Stored data:
______
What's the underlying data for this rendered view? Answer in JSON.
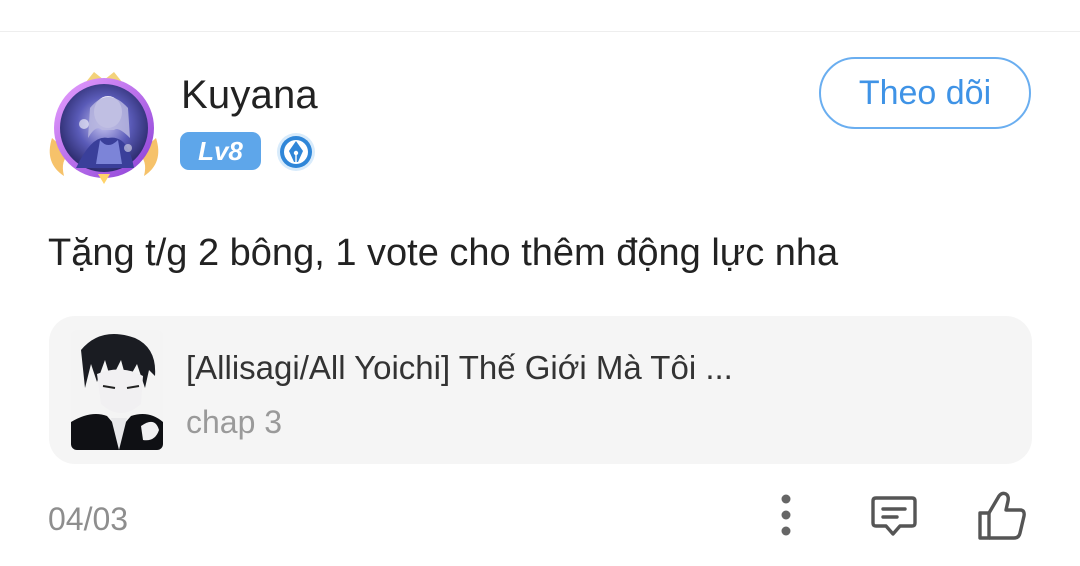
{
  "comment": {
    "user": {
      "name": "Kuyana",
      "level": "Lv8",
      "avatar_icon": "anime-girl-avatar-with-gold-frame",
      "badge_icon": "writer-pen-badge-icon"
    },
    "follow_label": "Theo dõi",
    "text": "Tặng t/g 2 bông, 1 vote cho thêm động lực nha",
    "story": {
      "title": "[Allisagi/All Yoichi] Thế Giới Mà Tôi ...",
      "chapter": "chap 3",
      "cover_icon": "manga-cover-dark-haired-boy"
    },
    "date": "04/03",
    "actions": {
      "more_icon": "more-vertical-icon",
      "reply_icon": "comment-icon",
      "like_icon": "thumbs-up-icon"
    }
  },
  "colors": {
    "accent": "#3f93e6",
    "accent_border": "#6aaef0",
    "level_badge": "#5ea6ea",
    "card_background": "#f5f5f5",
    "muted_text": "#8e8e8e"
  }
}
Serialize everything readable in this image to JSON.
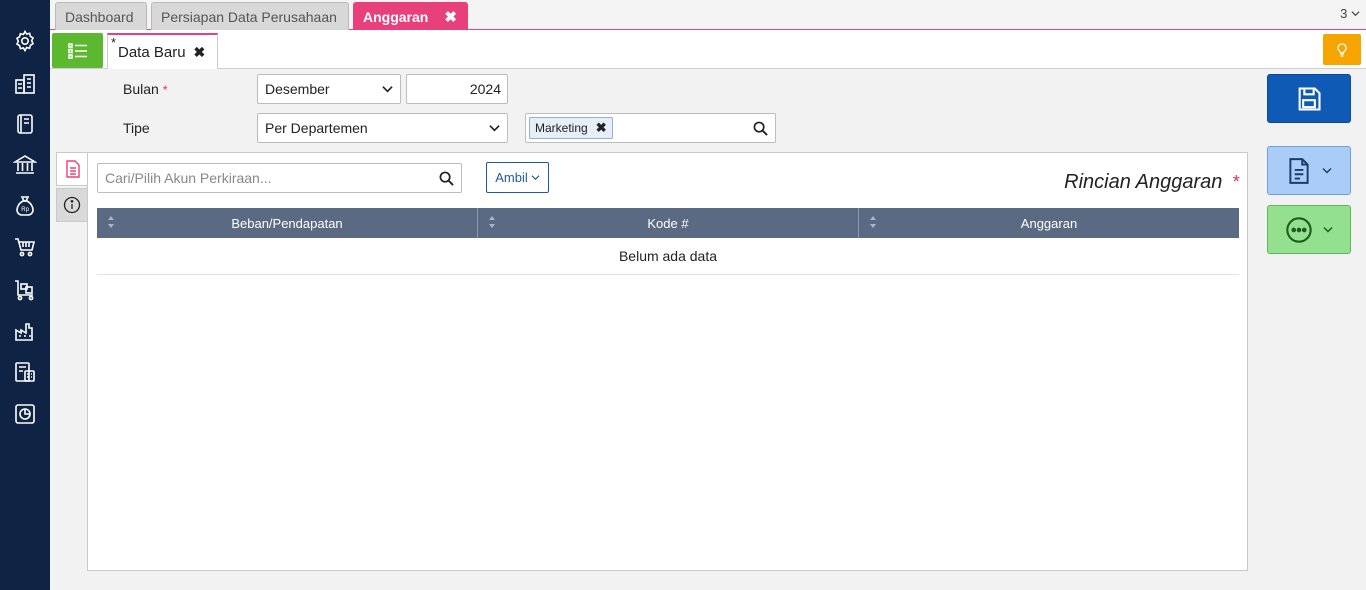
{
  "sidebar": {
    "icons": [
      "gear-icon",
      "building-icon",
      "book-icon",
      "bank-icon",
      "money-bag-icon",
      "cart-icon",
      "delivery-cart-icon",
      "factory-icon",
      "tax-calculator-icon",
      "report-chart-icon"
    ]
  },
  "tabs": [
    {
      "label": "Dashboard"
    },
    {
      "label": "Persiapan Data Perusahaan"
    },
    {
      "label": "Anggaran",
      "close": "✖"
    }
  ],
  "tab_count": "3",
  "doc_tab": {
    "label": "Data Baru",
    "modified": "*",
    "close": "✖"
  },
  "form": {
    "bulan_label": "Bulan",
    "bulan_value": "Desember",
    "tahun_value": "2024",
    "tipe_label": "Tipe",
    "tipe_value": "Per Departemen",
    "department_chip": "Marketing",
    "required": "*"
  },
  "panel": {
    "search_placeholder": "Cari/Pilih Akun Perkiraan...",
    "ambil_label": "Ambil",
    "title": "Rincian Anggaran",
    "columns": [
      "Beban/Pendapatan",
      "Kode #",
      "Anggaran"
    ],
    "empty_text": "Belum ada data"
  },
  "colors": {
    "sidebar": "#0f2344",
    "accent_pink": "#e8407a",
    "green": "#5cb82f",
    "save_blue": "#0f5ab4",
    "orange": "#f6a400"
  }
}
______
*INSTRUCTION:* Pick out each line containing "this" and report it.

*WORKED SOLUTION:*
What's the underlying data for this rendered view? Answer in JSON.
Serialize everything readable in this image to JSON.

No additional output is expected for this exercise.